Data items
- - - - -

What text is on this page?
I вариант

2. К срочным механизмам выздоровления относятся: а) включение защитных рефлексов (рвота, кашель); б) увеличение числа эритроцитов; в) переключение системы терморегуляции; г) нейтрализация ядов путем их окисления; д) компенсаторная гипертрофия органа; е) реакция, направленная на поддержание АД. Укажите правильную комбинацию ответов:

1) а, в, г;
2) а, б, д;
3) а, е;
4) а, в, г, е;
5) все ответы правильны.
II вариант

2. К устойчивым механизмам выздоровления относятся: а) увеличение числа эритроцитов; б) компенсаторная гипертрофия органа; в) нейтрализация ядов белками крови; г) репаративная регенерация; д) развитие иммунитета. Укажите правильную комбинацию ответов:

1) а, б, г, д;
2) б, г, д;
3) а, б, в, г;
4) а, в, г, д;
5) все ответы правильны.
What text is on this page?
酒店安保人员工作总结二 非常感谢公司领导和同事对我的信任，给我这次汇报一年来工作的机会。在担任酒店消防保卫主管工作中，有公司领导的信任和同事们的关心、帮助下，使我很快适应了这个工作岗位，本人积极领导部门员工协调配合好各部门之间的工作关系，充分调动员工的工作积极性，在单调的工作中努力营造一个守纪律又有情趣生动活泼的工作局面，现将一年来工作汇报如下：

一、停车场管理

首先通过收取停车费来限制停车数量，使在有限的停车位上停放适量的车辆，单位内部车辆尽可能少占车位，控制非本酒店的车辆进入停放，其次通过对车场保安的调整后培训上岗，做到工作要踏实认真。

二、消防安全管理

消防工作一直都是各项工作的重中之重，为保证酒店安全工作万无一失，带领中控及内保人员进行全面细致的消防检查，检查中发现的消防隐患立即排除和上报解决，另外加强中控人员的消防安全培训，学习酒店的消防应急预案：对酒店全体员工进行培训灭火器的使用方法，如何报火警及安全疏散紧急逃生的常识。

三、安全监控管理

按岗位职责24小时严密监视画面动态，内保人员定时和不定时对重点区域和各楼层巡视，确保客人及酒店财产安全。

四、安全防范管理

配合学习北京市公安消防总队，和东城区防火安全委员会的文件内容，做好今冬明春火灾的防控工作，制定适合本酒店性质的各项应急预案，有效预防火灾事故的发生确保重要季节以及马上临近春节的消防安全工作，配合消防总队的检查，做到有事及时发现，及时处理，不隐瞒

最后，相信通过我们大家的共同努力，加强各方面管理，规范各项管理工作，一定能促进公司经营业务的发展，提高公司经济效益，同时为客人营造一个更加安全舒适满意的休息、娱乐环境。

- - - - -

◆ Given problem ◆
Identify each line of the material where the word "органа" shows up, and copy it.

◆ Worked answer ◆
2. К срочным механизмам выздоровления относятся: а) включение защитных рефлексов (рвота, кашель); б) увеличение числа эритроцитов; в) переключение системы терморегуляции; г) нейтрализация ядов путем их окисления; д) компенсаторная гипертрофия органа; е) реакция, направленная на поддержание АД. Укажите правильную комбинацию ответов:
2. К устойчивым механизмам выздоровления относятся: а) увеличение числа эритроцитов; б) компенсаторная гипертрофия органа; в) нейтрализация ядов белками крови; г) репаративная регенерация; д) развитие иммунитета. Укажите правильную комбинацию ответов:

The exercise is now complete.